(Collected data)
────────────────────
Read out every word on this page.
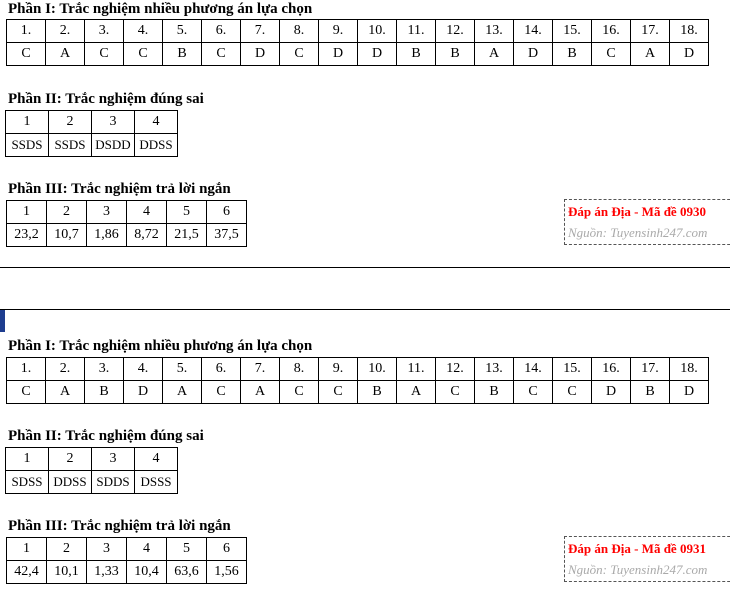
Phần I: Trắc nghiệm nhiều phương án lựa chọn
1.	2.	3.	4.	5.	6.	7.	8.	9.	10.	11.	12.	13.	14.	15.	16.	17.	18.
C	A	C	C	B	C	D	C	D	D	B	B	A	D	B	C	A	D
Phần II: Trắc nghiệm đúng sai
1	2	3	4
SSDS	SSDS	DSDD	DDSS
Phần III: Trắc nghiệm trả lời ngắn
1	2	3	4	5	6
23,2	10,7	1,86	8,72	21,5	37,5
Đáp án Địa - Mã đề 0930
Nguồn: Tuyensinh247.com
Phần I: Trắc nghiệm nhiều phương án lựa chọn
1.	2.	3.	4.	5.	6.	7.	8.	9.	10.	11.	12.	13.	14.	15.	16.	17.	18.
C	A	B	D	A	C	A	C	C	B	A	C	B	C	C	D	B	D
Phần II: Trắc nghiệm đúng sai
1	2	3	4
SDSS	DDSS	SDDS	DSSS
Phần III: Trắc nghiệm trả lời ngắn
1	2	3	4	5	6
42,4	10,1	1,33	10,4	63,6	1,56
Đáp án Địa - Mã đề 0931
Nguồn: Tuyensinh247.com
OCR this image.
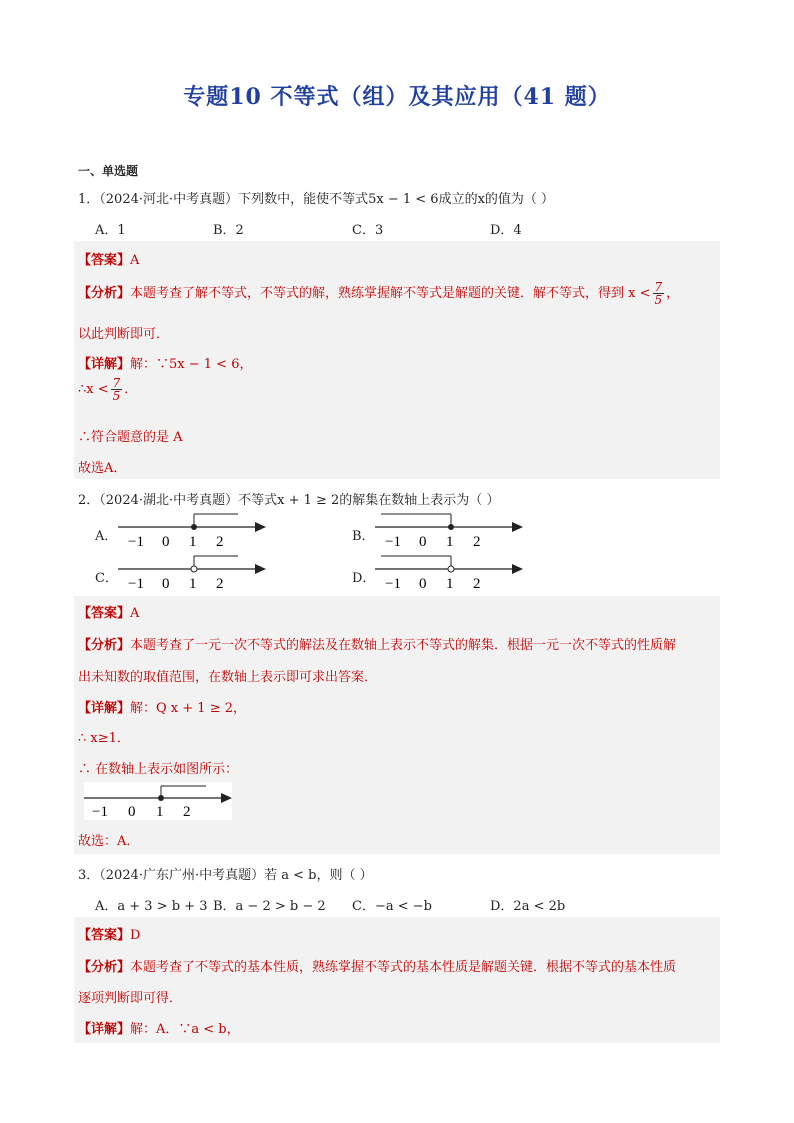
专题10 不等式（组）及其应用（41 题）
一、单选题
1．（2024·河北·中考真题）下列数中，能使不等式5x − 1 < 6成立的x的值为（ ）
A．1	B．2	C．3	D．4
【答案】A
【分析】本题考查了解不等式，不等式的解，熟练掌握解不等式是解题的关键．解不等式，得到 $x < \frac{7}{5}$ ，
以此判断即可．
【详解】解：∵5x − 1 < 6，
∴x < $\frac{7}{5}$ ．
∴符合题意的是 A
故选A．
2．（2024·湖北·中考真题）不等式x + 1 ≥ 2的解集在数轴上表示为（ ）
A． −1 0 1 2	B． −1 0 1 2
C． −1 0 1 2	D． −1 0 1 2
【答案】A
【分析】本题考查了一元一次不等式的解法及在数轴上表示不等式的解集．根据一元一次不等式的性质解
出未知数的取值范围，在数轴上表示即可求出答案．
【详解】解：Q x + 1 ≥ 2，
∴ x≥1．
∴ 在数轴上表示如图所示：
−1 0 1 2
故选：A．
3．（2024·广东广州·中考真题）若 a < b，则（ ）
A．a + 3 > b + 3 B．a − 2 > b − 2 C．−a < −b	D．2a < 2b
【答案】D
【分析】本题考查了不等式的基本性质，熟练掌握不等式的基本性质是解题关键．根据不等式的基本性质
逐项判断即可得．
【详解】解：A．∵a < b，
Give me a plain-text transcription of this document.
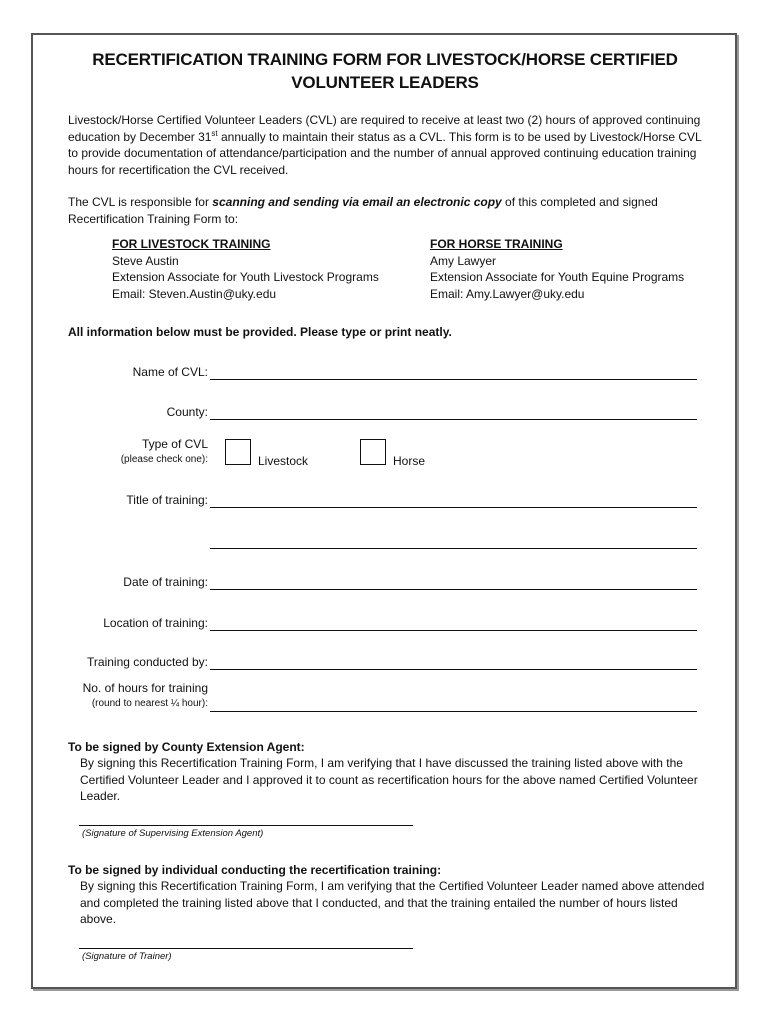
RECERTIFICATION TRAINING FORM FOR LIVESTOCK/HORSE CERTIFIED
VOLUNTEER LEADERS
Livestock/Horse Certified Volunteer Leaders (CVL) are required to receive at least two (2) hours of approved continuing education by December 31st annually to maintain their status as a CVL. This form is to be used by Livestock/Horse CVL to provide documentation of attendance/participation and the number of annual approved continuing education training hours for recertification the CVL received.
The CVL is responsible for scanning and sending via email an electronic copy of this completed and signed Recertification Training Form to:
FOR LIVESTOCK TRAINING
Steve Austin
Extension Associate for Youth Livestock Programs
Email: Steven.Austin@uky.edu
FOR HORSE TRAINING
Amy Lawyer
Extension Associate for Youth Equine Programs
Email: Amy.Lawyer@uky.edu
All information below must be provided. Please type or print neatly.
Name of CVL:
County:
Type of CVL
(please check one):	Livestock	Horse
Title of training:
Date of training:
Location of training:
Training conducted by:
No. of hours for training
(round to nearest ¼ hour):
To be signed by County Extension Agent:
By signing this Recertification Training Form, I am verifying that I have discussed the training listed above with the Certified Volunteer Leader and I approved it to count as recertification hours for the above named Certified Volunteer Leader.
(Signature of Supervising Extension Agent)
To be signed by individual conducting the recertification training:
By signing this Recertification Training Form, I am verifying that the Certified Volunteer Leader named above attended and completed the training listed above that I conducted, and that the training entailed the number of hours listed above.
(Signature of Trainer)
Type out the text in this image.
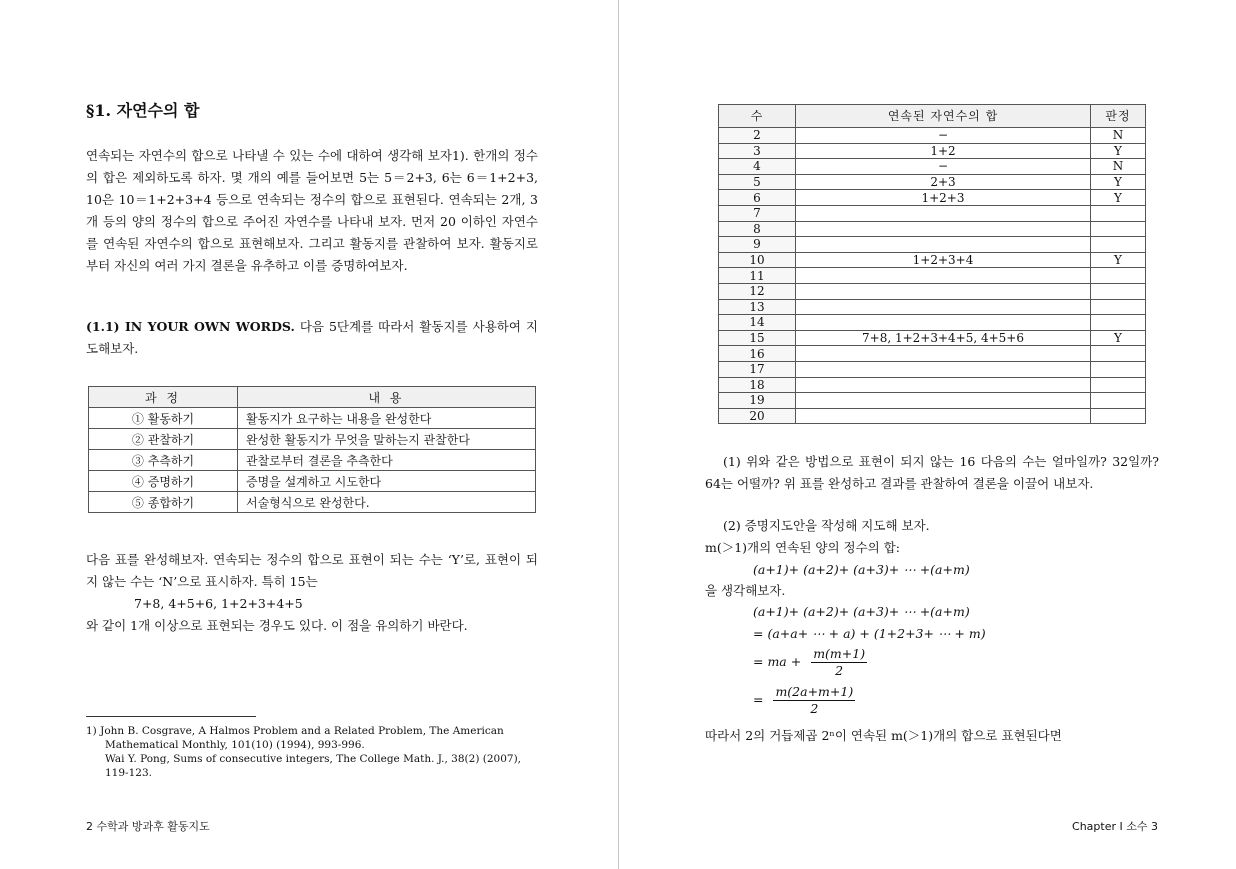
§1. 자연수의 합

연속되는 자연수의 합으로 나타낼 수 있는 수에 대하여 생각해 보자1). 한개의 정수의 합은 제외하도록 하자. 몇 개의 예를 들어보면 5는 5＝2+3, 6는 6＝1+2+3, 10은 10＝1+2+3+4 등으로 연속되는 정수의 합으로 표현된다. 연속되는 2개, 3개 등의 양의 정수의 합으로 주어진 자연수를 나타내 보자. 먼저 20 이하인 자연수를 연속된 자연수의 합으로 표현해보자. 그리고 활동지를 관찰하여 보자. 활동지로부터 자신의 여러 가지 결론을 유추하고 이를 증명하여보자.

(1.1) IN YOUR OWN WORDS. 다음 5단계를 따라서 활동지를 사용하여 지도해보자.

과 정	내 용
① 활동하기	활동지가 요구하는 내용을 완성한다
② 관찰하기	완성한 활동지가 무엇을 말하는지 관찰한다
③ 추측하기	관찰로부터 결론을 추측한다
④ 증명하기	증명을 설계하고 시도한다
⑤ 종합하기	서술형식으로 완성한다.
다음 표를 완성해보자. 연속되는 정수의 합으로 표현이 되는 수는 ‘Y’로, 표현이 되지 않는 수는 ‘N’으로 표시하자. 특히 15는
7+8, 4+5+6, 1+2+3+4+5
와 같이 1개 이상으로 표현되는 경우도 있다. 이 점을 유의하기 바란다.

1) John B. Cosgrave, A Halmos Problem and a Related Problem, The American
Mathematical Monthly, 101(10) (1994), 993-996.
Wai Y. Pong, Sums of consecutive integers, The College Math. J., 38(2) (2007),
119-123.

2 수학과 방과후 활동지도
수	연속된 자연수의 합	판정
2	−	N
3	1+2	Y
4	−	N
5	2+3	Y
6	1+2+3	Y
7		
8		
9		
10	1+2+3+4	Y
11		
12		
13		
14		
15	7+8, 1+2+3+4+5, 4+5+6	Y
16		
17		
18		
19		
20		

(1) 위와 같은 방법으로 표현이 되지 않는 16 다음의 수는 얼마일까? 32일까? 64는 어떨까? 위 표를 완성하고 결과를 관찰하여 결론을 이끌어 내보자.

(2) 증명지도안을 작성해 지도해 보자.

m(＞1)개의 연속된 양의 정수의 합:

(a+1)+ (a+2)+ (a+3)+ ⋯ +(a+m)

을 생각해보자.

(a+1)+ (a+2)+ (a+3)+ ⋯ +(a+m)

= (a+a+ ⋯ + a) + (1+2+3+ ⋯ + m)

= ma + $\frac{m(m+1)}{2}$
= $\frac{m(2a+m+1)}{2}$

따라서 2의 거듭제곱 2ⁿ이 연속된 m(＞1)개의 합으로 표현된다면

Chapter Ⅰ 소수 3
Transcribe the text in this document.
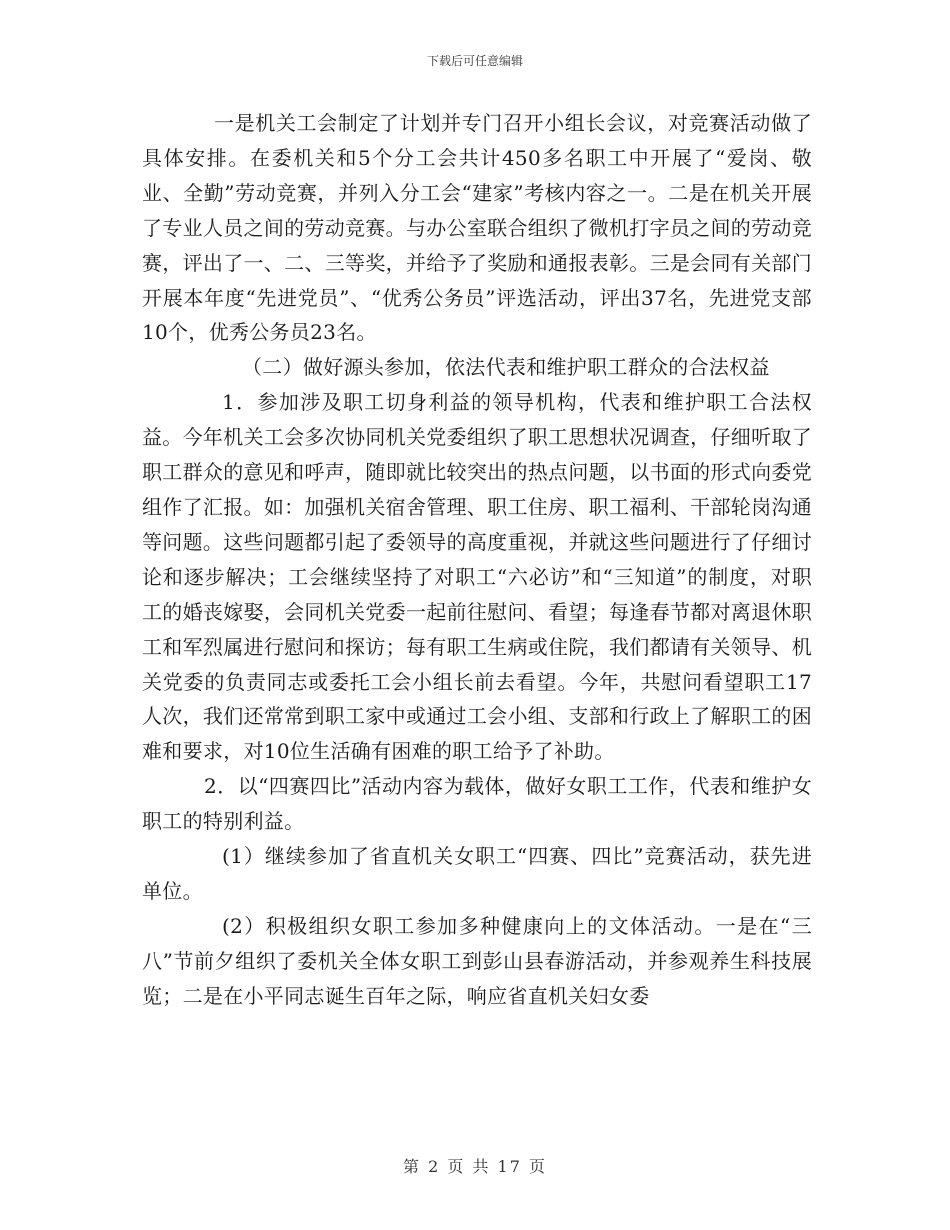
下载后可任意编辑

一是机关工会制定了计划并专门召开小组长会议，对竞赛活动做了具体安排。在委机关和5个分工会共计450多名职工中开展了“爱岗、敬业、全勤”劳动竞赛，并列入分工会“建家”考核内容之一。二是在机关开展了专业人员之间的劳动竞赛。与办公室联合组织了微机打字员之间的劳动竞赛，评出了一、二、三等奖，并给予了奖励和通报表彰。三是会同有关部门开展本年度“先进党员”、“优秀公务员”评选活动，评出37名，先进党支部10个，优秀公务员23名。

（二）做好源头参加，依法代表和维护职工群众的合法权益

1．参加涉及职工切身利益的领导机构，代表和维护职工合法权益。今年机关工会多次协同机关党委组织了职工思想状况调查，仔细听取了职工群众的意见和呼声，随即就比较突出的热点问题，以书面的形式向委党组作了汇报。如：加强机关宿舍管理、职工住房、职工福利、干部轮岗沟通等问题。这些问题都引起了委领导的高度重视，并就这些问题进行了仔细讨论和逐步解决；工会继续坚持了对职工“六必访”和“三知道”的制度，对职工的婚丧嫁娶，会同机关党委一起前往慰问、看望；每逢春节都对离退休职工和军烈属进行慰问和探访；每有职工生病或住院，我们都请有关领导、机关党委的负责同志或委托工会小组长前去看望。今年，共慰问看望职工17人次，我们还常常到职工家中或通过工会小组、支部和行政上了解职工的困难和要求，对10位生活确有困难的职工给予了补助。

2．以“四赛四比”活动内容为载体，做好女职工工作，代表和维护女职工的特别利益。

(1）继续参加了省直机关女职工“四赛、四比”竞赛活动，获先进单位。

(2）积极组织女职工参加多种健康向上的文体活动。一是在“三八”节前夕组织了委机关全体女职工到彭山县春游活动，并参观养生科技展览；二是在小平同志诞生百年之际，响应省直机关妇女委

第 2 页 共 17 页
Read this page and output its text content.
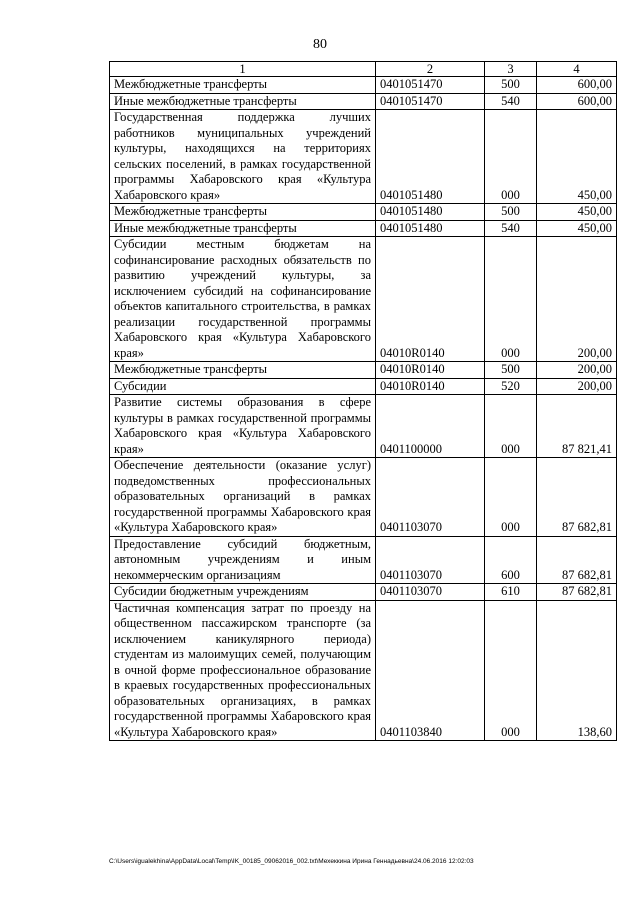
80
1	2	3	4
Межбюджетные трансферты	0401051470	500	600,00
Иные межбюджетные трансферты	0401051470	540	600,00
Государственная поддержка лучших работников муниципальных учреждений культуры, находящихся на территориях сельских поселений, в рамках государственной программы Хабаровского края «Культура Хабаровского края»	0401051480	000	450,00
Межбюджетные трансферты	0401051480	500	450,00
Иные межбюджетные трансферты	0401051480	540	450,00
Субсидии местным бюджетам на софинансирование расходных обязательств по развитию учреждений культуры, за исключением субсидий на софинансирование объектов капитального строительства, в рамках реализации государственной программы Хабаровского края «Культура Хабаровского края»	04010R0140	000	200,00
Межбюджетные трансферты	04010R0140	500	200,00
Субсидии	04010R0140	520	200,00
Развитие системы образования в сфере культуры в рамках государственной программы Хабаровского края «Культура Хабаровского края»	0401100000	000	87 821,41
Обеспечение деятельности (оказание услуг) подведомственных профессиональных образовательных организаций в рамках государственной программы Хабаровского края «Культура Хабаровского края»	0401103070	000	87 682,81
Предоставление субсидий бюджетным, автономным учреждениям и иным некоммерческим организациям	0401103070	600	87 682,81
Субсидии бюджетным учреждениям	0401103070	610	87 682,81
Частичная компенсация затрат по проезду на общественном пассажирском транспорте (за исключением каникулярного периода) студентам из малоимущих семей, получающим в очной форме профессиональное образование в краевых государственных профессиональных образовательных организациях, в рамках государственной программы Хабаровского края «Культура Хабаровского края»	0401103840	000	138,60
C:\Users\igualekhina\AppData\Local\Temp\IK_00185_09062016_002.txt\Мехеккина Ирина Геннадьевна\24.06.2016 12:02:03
────────────────────
(Work to be completed) Return a copy of every line that includes the word "трансферты".

(Answer to this problem)
Межбюджетные трансферты	0401051470	500	600,00
Иные межбюджетные трансферты	0401051470	540	600,00
Межбюджетные трансферты	0401051480	500	450,00
Иные межбюджетные трансферты	0401051480	540	450,00
Межбюджетные трансферты	04010R0140	500	200,00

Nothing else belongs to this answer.